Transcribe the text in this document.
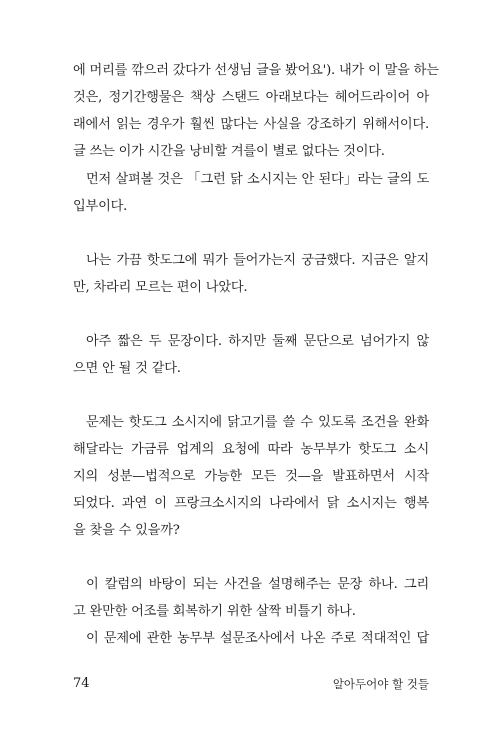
에 머리를 깎으러 갔다가 선생님 글을 봤어요'). 내가 이 말을 하는
것은, 정기간행물은 책상 스탠드 아래보다는 헤어드라이어 아
래에서 읽는 경우가 훨씬 많다는 사실을 강조하기 위해서이다.
글 쓰는 이가 시간을 낭비할 겨를이 별로 없다는 것이다.
먼저 살펴볼 것은 「그런 닭 소시지는 안 된다」라는 글의 도
입부이다.
나는 가끔 핫도그에 뭐가 들어가는지 궁금했다. 지금은 알지
만, 차라리 모르는 편이 나았다.
아주 짧은 두 문장이다. 하지만 둘째 문단으로 넘어가지 않
으면 안 될 것 같다.
문제는 핫도그 소시지에 닭고기를 쓸 수 있도록 조건을 완화
해달라는 가금류 업계의 요청에 따라 농무부가 핫도그 소시
지의 성분—법적으로 가능한 모든 것—을 발표하면서 시작
되었다. 과연 이 프랑크소시지의 나라에서 닭 소시지는 행복
을 찾을 수 있을까?
이 칼럼의 바탕이 되는 사건을 설명해주는 문장 하나. 그리
고 완만한 어조를 회복하기 위한 살짝 비틀기 하나.
이 문제에 관한 농무부 설문조사에서 나온 주로 적대적인 답
74	알아두어야 할 것들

**Your objective:**
Transcribe the records above exactly, omitting every picture they contain.

**Response for this exercise:**
Transcribe the text in this document.
에 머리를 깎으러 갔다가 선생님 글을 봤어요'). 내가 이 말을 하는
것은, 정기간행물은 책상 스탠드 아래보다는 헤어드라이어 아
래에서 읽는 경우가 훨씬 많다는 사실을 강조하기 위해서이다.
글 쓰는 이가 시간을 낭비할 겨를이 별로 없다는 것이다.
먼저 살펴볼 것은 「그런 닭 소시지는 안 된다」라는 글의 도
입부이다.
나는 가끔 핫도그에 뭐가 들어가는지 궁금했다. 지금은 알지
만, 차라리 모르는 편이 나았다.
아주 짧은 두 문장이다. 하지만 둘째 문단으로 넘어가지 않
으면 안 될 것 같다.
문제는 핫도그 소시지에 닭고기를 쓸 수 있도록 조건을 완화
해달라는 가금류 업계의 요청에 따라 농무부가 핫도그 소시
지의 성분—법적으로 가능한 모든 것—을 발표하면서 시작
되었다. 과연 이 프랑크소시지의 나라에서 닭 소시지는 행복
을 찾을 수 있을까?
이 칼럼의 바탕이 되는 사건을 설명해주는 문장 하나. 그리
고 완만한 어조를 회복하기 위한 살짝 비틀기 하나.
이 문제에 관한 농무부 설문조사에서 나온 주로 적대적인 답
74	알아두어야 할 것들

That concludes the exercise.